REQUIRED TASK
Output the entries word for word. Omit images.

RECORDED DATA
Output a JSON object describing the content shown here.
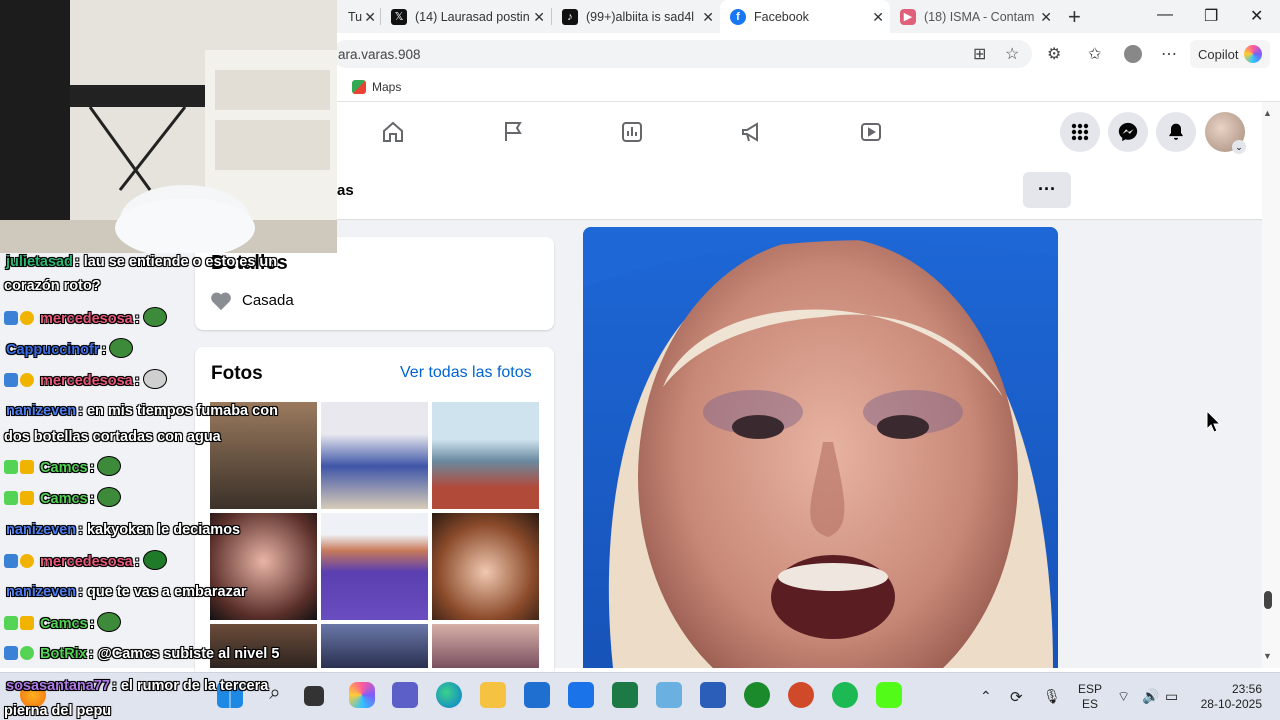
{
  "browser": {
    "tabs": [
      {
        "label": "(14) Laurasad postin",
        "icon": "x-logo-icon"
      },
      {
        "label": "(99+)albiita is sad4l",
        "icon": "tiktok-icon"
      },
      {
        "label": "Facebook",
        "icon": "facebook-icon",
        "active": true
      },
      {
        "label": "(18) ISMA - Contam",
        "icon": "youtube-icon"
      }
    ],
    "partial_tab_label": "Tu",
    "url": "ara.varas.908",
    "favorites": [
      {
        "label": "Maps",
        "icon": "maps-icon"
      }
    ],
    "copilot_label": "Copilot"
  },
  "facebook": {
    "profile_name_partial": "as",
    "details": {
      "title": "Detalles",
      "status": "Casada"
    },
    "photos": {
      "title": "Fotos",
      "see_all": "Ver todas las fotos"
    }
  },
  "chat": [
    {
      "user": "julietasad",
      "user_color": "#2bb673",
      "message": "lau se entiende o esto es un"
    },
    {
      "user": "",
      "user_color": "#ffffff",
      "message": "corazón roto?"
    },
    {
      "user": "mercedesosa",
      "user_color": "#e9587a",
      "message": "",
      "emote": "pepe"
    },
    {
      "user": "Cappuccinofr",
      "user_color": "#3a6ee8",
      "message": "",
      "emote": "pepe"
    },
    {
      "user": "mercedesosa",
      "user_color": "#e9587a",
      "message": "",
      "emote": "face"
    },
    {
      "user": "nanizeven",
      "user_color": "#4d7df0",
      "message": "en mis tiempos fumaba con"
    },
    {
      "user": "",
      "user_color": "#ffffff",
      "message": "dos botellas cortadas con agua"
    },
    {
      "user": "Camcs",
      "user_color": "#54d354",
      "message": "",
      "emote": "pepe"
    },
    {
      "user": "Camcs",
      "user_color": "#54d354",
      "message": "",
      "emote": "pepe"
    },
    {
      "user": "nanizeven",
      "user_color": "#4d7df0",
      "message": "kakyoken le deciamos"
    },
    {
      "user": "mercedesosa",
      "user_color": "#e9587a",
      "message": "",
      "emote": "pepe"
    },
    {
      "user": "nanizeven",
      "user_color": "#4d7df0",
      "message": "que te vas a embarazar"
    },
    {
      "user": "Camcs",
      "user_color": "#54d354",
      "message": "",
      "emote": "pepe"
    },
    {
      "user": "BotRix",
      "user_color": "#54d354",
      "message": "@Camcs subiste al nivel 5"
    },
    {
      "user": "sosasantana77",
      "user_color": "#b07ae8",
      "message": "el rumor de la tercera"
    },
    {
      "user": "",
      "user_color": "#ffffff",
      "message": "pierna del pepu"
    }
  ],
  "taskbar": {
    "lang_top": "ESP",
    "lang_bottom": "ES",
    "time": "23:56",
    "date": "28-10-2025"
  },
  "colors": {
    "fb_blue": "#0064d1",
    "fb_bg": "#f0f2f5",
    "photo_bg": "#1d67d6"
  }
}
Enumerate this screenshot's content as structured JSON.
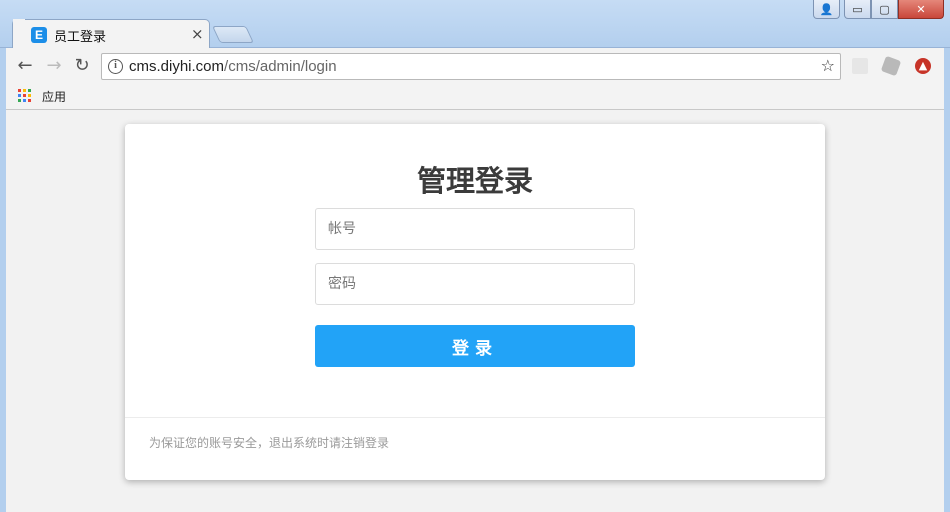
{
  "browser": {
    "tab": {
      "favicon_text": "E",
      "title": "员工登录",
      "close_glyph": "×"
    },
    "window_controls": {
      "user_glyph": "👤",
      "minimize_glyph": "▭",
      "maximize_glyph": "▢",
      "close_glyph": "✕"
    },
    "nav": {
      "back_glyph": "←",
      "forward_glyph": "→",
      "reload_glyph": "↻"
    },
    "address": {
      "info_glyph": "i",
      "host": "cms.diyhi.com",
      "path": "/cms/admin/login",
      "bookmark_glyph": "☆"
    },
    "extensions": {
      "ext3_glyph": "▲"
    },
    "bookmarks_bar": {
      "apps_label": "应用"
    }
  },
  "login_card": {
    "title": "管理登录",
    "account_placeholder": "帐号",
    "password_placeholder": "密码",
    "submit_label": "登录",
    "security_note": "为保证您的账号安全，退出系统时请注销登录"
  },
  "colors": {
    "accent": "#22a3f7",
    "title_text": "#3b3b3b",
    "page_background": "#f2f2f2"
  },
  "icons": {
    "favicon": "app-favicon-icon",
    "apps": "apps-grid-icon",
    "info": "info-icon",
    "star": "star-icon"
  }
}
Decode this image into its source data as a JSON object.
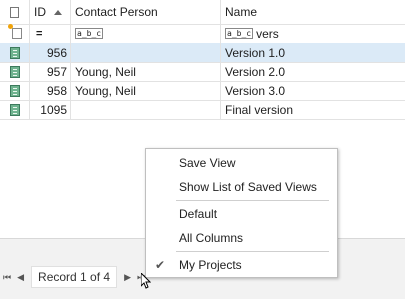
{
  "grid": {
    "headers": {
      "id": "ID",
      "contact": "Contact Person",
      "name": "Name"
    },
    "filter_row": {
      "id_op": "=",
      "abc_label": "a̲b̲c",
      "name_filter": "vers"
    },
    "rows": [
      {
        "id": "956",
        "contact": "",
        "name": "Version 1.0",
        "selected": true
      },
      {
        "id": "957",
        "contact": "Young, Neil",
        "name": "Version 2.0",
        "selected": false
      },
      {
        "id": "958",
        "contact": "Young, Neil",
        "name": "Version 3.0",
        "selected": false
      },
      {
        "id": "1095",
        "contact": "",
        "name": "Final version",
        "selected": false
      }
    ]
  },
  "navigator": {
    "first": "⏮",
    "prev": "◀",
    "record_text": "Record 1 of 4",
    "next": "▶",
    "last": "⏭"
  },
  "context_menu": {
    "items": [
      {
        "label": "Save View"
      },
      {
        "label": "Show List of Saved Views"
      },
      {
        "label": "Default"
      },
      {
        "label": "All Columns"
      },
      {
        "label": "My Projects",
        "checked": true
      }
    ],
    "check_glyph": "✔"
  }
}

WORKED SOLUTION
Output a JSON object describing the content shown here.
{
  "browser": {
    "tabs": [
      {
        "label": "(14) Laurasad postin",
        "icon": "x-logo-icon"
      },
      {
        "label": "(99+)albiita is sad4l",
        "icon": "tiktok-icon"
      },
      {
        "label": "Facebook",
        "icon": "facebook-icon",
        "active": true
      },
      {
        "label": "(18) ISMA - Contam",
        "icon": "youtube-icon"
      }
    ],
    "partial_tab_label": "Tu",
    "url": "ara.varas.908",
    "favorites": [
      {
        "label": "Maps",
        "icon": "maps-icon"
      }
    ],
    "copilot_label": "Copilot"
  },
  "facebook": {
    "profile_name_partial": "as",
    "details": {
      "title": "Detalles",
      "status": "Casada"
    },
    "photos": {
      "title": "Fotos",
      "see_all": "Ver todas las fotos"
    }
  },
  "chat": [
    {
      "user": "julietasad",
      "user_color": "#2bb673",
      "message": "lau se entiende o esto es un"
    },
    {
      "user": "",
      "user_color": "#ffffff",
      "message": "corazón roto?"
    },
    {
      "user": "mercedesosa",
      "user_color": "#e9587a",
      "message": "",
      "emote": "pepe"
    },
    {
      "user": "Cappuccinofr",
      "user_color": "#3a6ee8",
      "message": "",
      "emote": "pepe"
    },
    {
      "user": "mercedesosa",
      "user_color": "#e9587a",
      "message": "",
      "emote": "face"
    },
    {
      "user": "nanizeven",
      "user_color": "#4d7df0",
      "message": "en mis tiempos fumaba con"
    },
    {
      "user": "",
      "user_color": "#ffffff",
      "message": "dos botellas cortadas con agua"
    },
    {
      "user": "Camcs",
      "user_color": "#54d354",
      "message": "",
      "emote": "pepe"
    },
    {
      "user": "Camcs",
      "user_color": "#54d354",
      "message": "",
      "emote": "pepe"
    },
    {
      "user": "nanizeven",
      "user_color": "#4d7df0",
      "message": "kakyoken le deciamos"
    },
    {
      "user": "mercedesosa",
      "user_color": "#e9587a",
      "message": "",
      "emote": "pepe"
    },
    {
      "user": "nanizeven",
      "user_color": "#4d7df0",
      "message": "que te vas a embarazar"
    },
    {
      "user": "Camcs",
      "user_color": "#54d354",
      "message": "",
      "emote": "pepe"
    },
    {
      "user": "BotRix",
      "user_color": "#54d354",
      "message": "@Camcs subiste al nivel 5"
    },
    {
      "user": "sosasantana77",
      "user_color": "#b07ae8",
      "message": "el rumor de la tercera"
    },
    {
      "user": "",
      "user_color": "#ffffff",
      "message": "pierna del pepu"
    }
  ],
  "taskbar": {
    "lang_top": "ESP",
    "lang_bottom": "ES",
    "time": "23:56",
    "date": "28-10-2025"
  },
  "colors": {
    "fb_blue": "#0064d1",
    "fb_bg": "#f0f2f5",
    "photo_bg": "#1d67d6"
  }
}
Enumerate this screenshot's content as structured JSON.
{
  "browser": {
    "tab": {
      "favicon_text": "E",
      "title": "员工登录",
      "close_glyph": "×"
    },
    "window_controls": {
      "user_glyph": "👤",
      "minimize_glyph": "▭",
      "maximize_glyph": "▢",
      "close_glyph": "✕"
    },
    "nav": {
      "back_glyph": "←",
      "forward_glyph": "→",
      "reload_glyph": "↻"
    },
    "address": {
      "info_glyph": "i",
      "host": "cms.diyhi.com",
      "path": "/cms/admin/login",
      "bookmark_glyph": "☆"
    },
    "extensions": {
      "ext3_glyph": "▲"
    },
    "bookmarks_bar": {
      "apps_label": "应用"
    }
  },
  "login_card": {
    "title": "管理登录",
    "account_placeholder": "帐号",
    "password_placeholder": "密码",
    "submit_label": "登录",
    "security_note": "为保证您的账号安全，退出系统时请注销登录"
  },
  "colors": {
    "accent": "#22a3f7",
    "title_text": "#3b3b3b",
    "page_background": "#f2f2f2"
  },
  "icons": {
    "favicon": "app-favicon-icon",
    "apps": "apps-grid-icon",
    "info": "info-icon",
    "star": "star-icon"
  }
}
Decode this image into its source data as a JSON object.
{
  "grid": {
    "headers": {
      "id": "ID",
      "contact": "Contact Person",
      "name": "Name"
    },
    "filter_row": {
      "id_op": "=",
      "abc_label": "a̲b̲c",
      "name_filter": "vers"
    },
    "rows": [
      {
        "id": "956",
        "contact": "",
        "name": "Version 1.0",
        "selected": true
      },
      {
        "id": "957",
        "contact": "Young, Neil",
        "name": "Version 2.0",
        "selected": false
      },
      {
        "id": "958",
        "contact": "Young, Neil",
        "name": "Version 3.0",
        "selected": false
      },
      {
        "id": "1095",
        "contact": "",
        "name": "Final version",
        "selected": false
      }
    ]
  },
  "navigator": {
    "first": "⏮",
    "prev": "◀",
    "record_text": "Record 1 of 4",
    "next": "▶",
    "last": "⏭"
  },
  "context_menu": {
    "items": [
      {
        "label": "Save View"
      },
      {
        "label": "Show List of Saved Views"
      },
      {
        "label": "Default"
      },
      {
        "label": "All Columns"
      },
      {
        "label": "My Projects",
        "checked": true
      }
    ],
    "check_glyph": "✔"
  }
}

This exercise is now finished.